**Recorded data**

▶

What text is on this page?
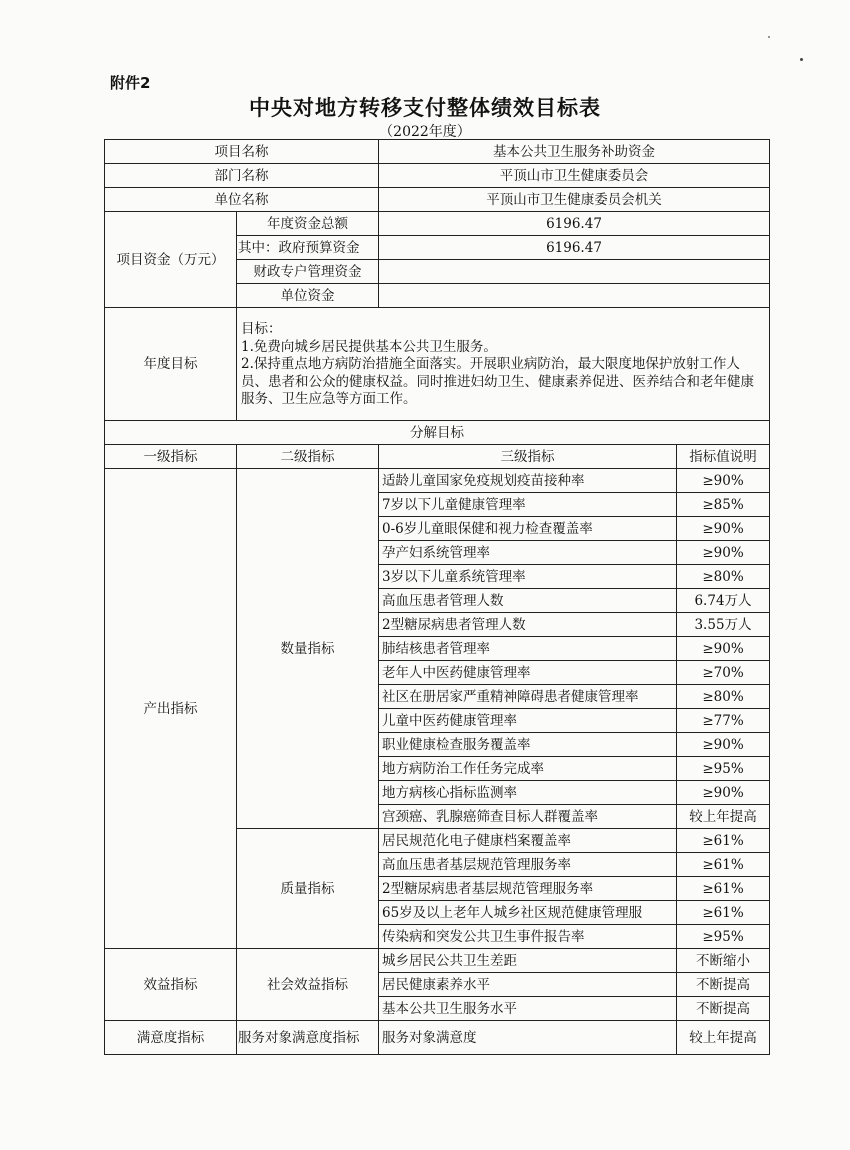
附件2
中央对地方转移支付整体绩效目标表
（2022年度）
项目名称		基本公共卫生服务补助资金	
部门名称		平顶山市卫生健康委员会	
单位名称		平顶山市卫生健康委员会机关	
项目资金（万元）	年度资金总额	6196.47	
	其中：政府预算资金	6196.47	
	财政专户管理资金		
	单位资金		
年度目标	目标：
1.免费向城乡居民提供基本公共卫生服务。
2.保持重点地方病防治措施全面落实。开展职业病防治，最大限度地保护放射工作人员、患者和公众的健康权益。同时推进妇幼卫生、健康素养促进、医养结合和老年健康服务、卫生应急等方面工作。		

分解目标			
一级指标	二级指标	三级指标	指标值说明
产出指标	数量指标	适龄儿童国家免疫规划疫苗接种率	≥90%
		7岁以下儿童健康管理率	≥85%
		0-6岁儿童眼保健和视力检查覆盖率	≥90%
		孕产妇系统管理率	≥90%
		3岁以下儿童系统管理率	≥80%
		高血压患者管理人数	6.74万人
		2型糖尿病患者管理人数	3.55万人
		肺结核患者管理率	≥90%
		老年人中医药健康管理率	≥70%
		社区在册居家严重精神障碍患者健康管理率	≥80%
		儿童中医药健康管理率	≥77%
		职业健康检查服务覆盖率	≥90%
		地方病防治工作任务完成率	≥95%
		地方病核心指标监测率	≥90%
		宫颈癌、乳腺癌筛查目标人群覆盖率	较上年提高
	质量指标	居民规范化电子健康档案覆盖率	≥61%
		高血压患者基层规范管理服务率	≥61%
		2型糖尿病患者基层规范管理服务率	≥61%
		65岁及以上老年人城乡社区规范健康管理服	≥61%
		传染病和突发公共卫生事件报告率	≥95%
效益指标	社会效益指标	城乡居民公共卫生差距	不断缩小
		居民健康素养水平	不断提高
		基本公共卫生服务水平	不断提高
满意度指标	服务对象满意度指标	服务对象满意度	较上年提高
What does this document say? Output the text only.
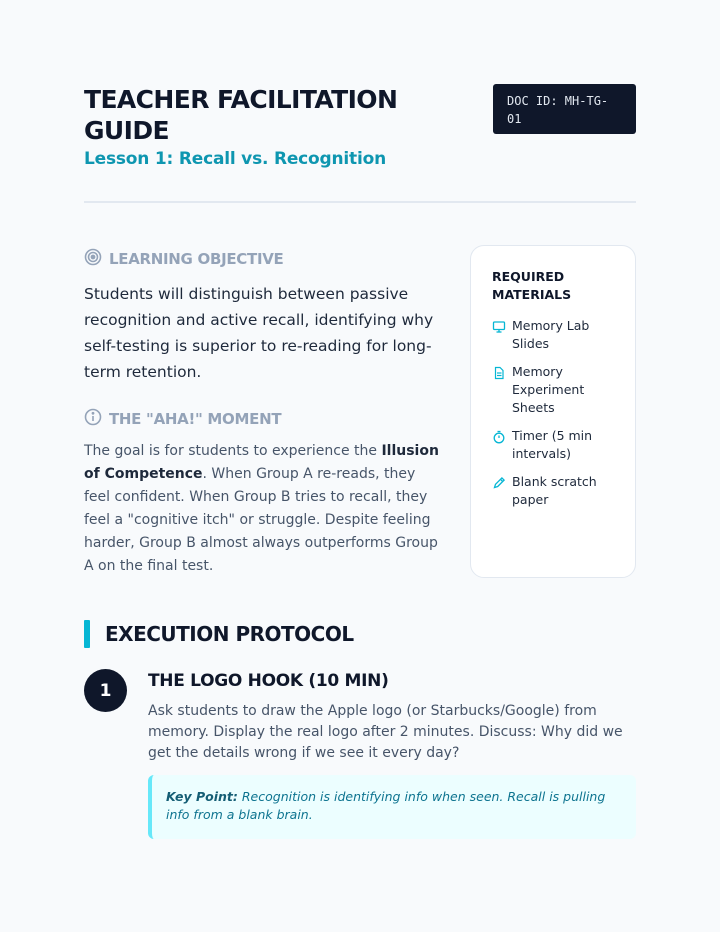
TEACHER FACILITATION GUIDE
Lesson 1: Recall vs. Recognition
DOC ID: MH-TG-01
LEARNING OBJECTIVE

Students will distinguish between passive recognition and active recall, identifying why self-testing is superior to re-reading for long-term retention.

THE "AHA!" MOMENT

The goal is for students to experience the Illusion of Competence. When Group A re-reads, they feel confident. When Group B tries to recall, they feel a "cognitive itch" or struggle. Despite feeling harder, Group B almost always outperforms Group A on the final test.

REQUIRED MATERIALS
Memory Lab Slides
Memory Experiment Sheets
Timer (5 min intervals)
Blank scratch paper
EXECUTION PROTOCOL
1	THE LOGO HOOK (10 MIN)

Ask students to draw the Apple logo (or Starbucks/Google) from memory. Display the real logo after 2 minutes. Discuss: Why did we get the details wrong if we see it every day?

Key Point: Recognition is identifying info when seen. Recall is pulling info from a blank brain.
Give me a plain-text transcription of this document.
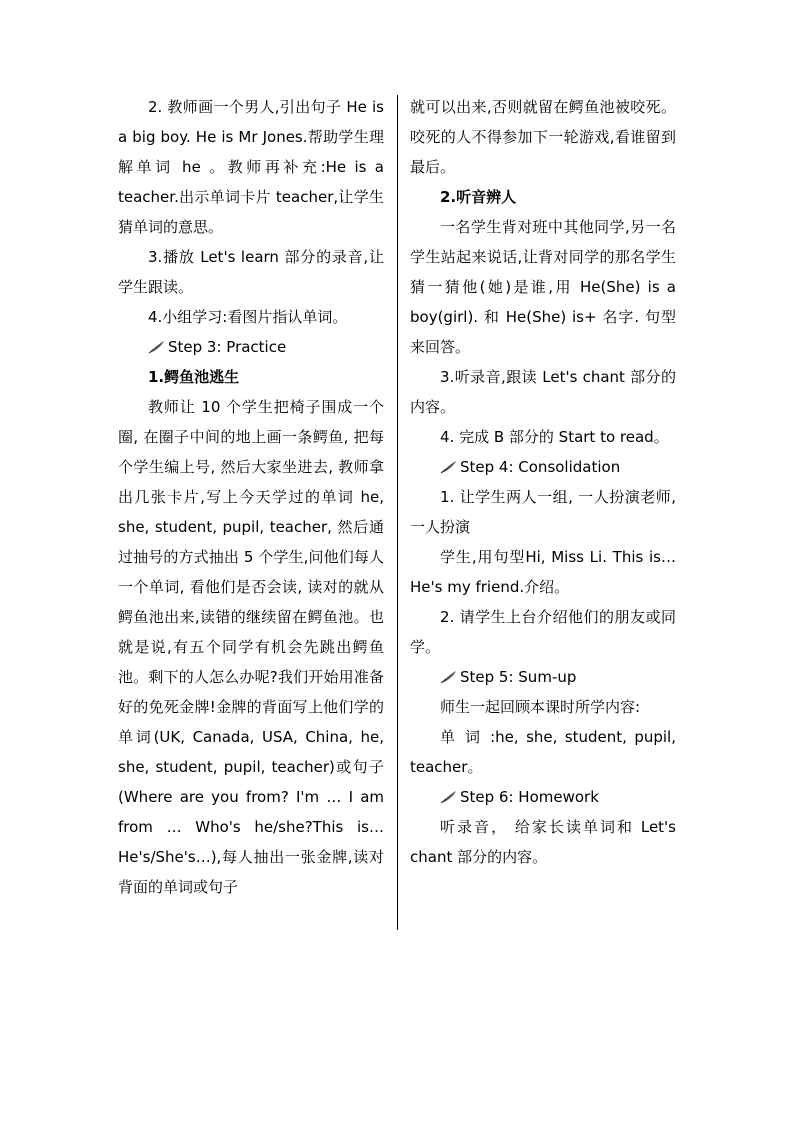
2. 教师画一个男人,引出句子 He is a big boy. He is Mr Jones.帮助学生理解单词 he 。教师再补充:He is a teacher.出示单词卡片 teacher,让学生猜单词的意思。

3.播放 Let's learn 部分的录音,让学生跟读。

4.小组学习:看图片指认单词。

Step 3: Practice

1.鳄鱼池逃生

教师让 10 个学生把椅子围成一个圈, 在圈子中间的地上画一条鳄鱼, 把每个学生编上号, 然后大家坐进去, 教师拿出几张卡片,写上今天学过的单词 he, she, student, pupil, teacher, 然后通过抽号的方式抽出 5 个学生,问他们每人一个单词, 看他们是否会读, 读对的就从鳄鱼池出来,读错的继续留在鳄鱼池。也就是说,有五个同学有机会先跳出鳄鱼池。剩下的人怎么办呢?我们开始用准备好的免死金牌!金牌的背面写上他们学的单词(UK, Canada, USA, China, he, she, student, pupil, teacher)或句子(Where are you from? I'm … I am from … Who's he/she?This is… He's/She's…),每人抽出一张金牌,读对背面的单词或句子

就可以出来,否则就留在鳄鱼池被咬死。咬死的人不得参加下一轮游戏,看谁留到最后。

2.听音辨人

一名学生背对班中其他同学,另一名学生站起来说话,让背对同学的那名学生猜一猜他(她)是谁,用 He(She) is a boy(girl). 和 He(She) is+ 名字. 句型来回答。

3.听录音,跟读 Let's chant 部分的内容。

4. 完成 B 部分的 Start to read。

Step 4: Consolidation

1. 让学生两人一组, 一人扮演老师,一人扮演

学生,用句型Hi, Miss Li. This is… He's my friend.介绍。

2. 请学生上台介绍他们的朋友或同学。

Step 5: Sum-up

师生一起回顾本课时所学内容:

单 词 :he, she, student, pupil, teacher。

Step 6: Homework

听录音， 给家长读单词和 Let's chant 部分的内容。
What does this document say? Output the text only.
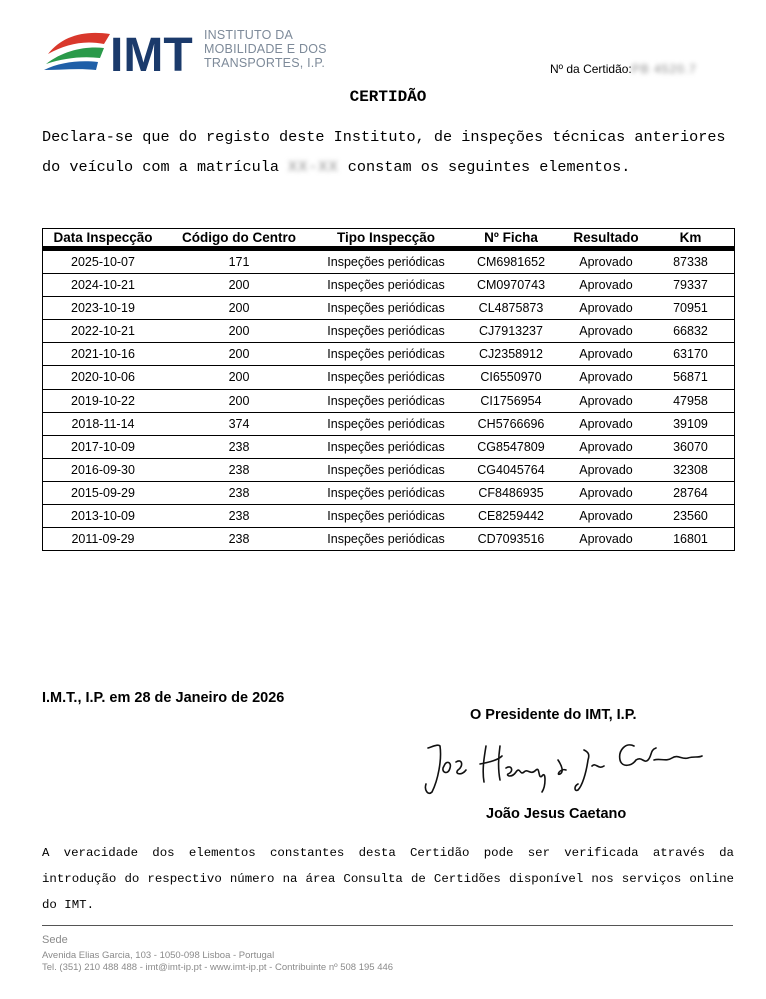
IMT INSTITUTO DA
MOBILIDADE E DOS
TRANSPORTES, I.P.	Nº da Certidão:PB 4520.7
CERTIDÃO
Declara-se que do registo deste Instituto, de inspeções técnicas anteriores do veículo com a matrícula XX-XX constam os seguintes elementos.
Data Inspecção	Código do Centro	Tipo Inspecção	Nº Ficha	Resultado	Km
2025-10-07	171	Inspeções periódicas	CM6981652	Aprovado	87338
2024-10-21	200	Inspeções periódicas	CM0970743	Aprovado	79337
2023-10-19	200	Inspeções periódicas	CL4875873	Aprovado	70951
2022-10-21	200	Inspeções periódicas	CJ7913237	Aprovado	66832
2021-10-16	200	Inspeções periódicas	CJ2358912	Aprovado	63170
2020-10-06	200	Inspeções periódicas	CI6550970	Aprovado	56871
2019-10-22	200	Inspeções periódicas	CI1756954	Aprovado	47958
2018-11-14	374	Inspeções periódicas	CH5766696	Aprovado	39109
2017-10-09	238	Inspeções periódicas	CG8547809	Aprovado	36070
2016-09-30	238	Inspeções periódicas	CG4045764	Aprovado	32308
2015-09-29	238	Inspeções periódicas	CF8486935	Aprovado	28764
2013-10-09	238	Inspeções periódicas	CE8259442	Aprovado	23560
2011-09-29	238	Inspeções periódicas	CD7093516	Aprovado	16801
I.M.T., I.P. em 28 de Janeiro de 2026
O Presidente do IMT, I.P.
João Jesus Caetano
A veracidade dos elementos constantes desta Certidão pode ser verificada através da introdução do respectivo número na área Consulta de Certidões disponível nos serviços online do IMT.
Sede
Avenida Elias Garcia, 103 - 1050-098 Lisboa - Portugal
Tel. (351) 210 488 488 - imt@imt-ip.pt - www.imt-ip.pt - Contribuinte nº 508 195 446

◀

**Description of the task**
Look over the listing above. Pick out and copy every line that includes "pupil".

**Response below**
教师让 10 个学生把椅子围成一个圈, 在圈子中间的地上画一条鳄鱼, 把每个学生编上号, 然后大家坐进去, 教师拿出几张卡片,写上今天学过的单词 he, she, student, pupil, teacher, 然后通过抽号的方式抽出 5 个学生,问他们每人一个单词, 看他们是否会读, 读对的就从鳄鱼池出来,读错的继续留在鳄鱼池。也就是说,有五个同学有机会先跳出鳄鱼池。剩下的人怎么办呢?我们开始用准备好的免死金牌!金牌的背面写上他们学的单词(UK, Canada, USA, China, he, she, student, pupil, teacher)或句子(Where are you from? I'm … I am from … Who's he/she?This is… He's/She's…),每人抽出一张金牌,读对背面的单词或句子
单 词 :he, she, student, pupil, teacher。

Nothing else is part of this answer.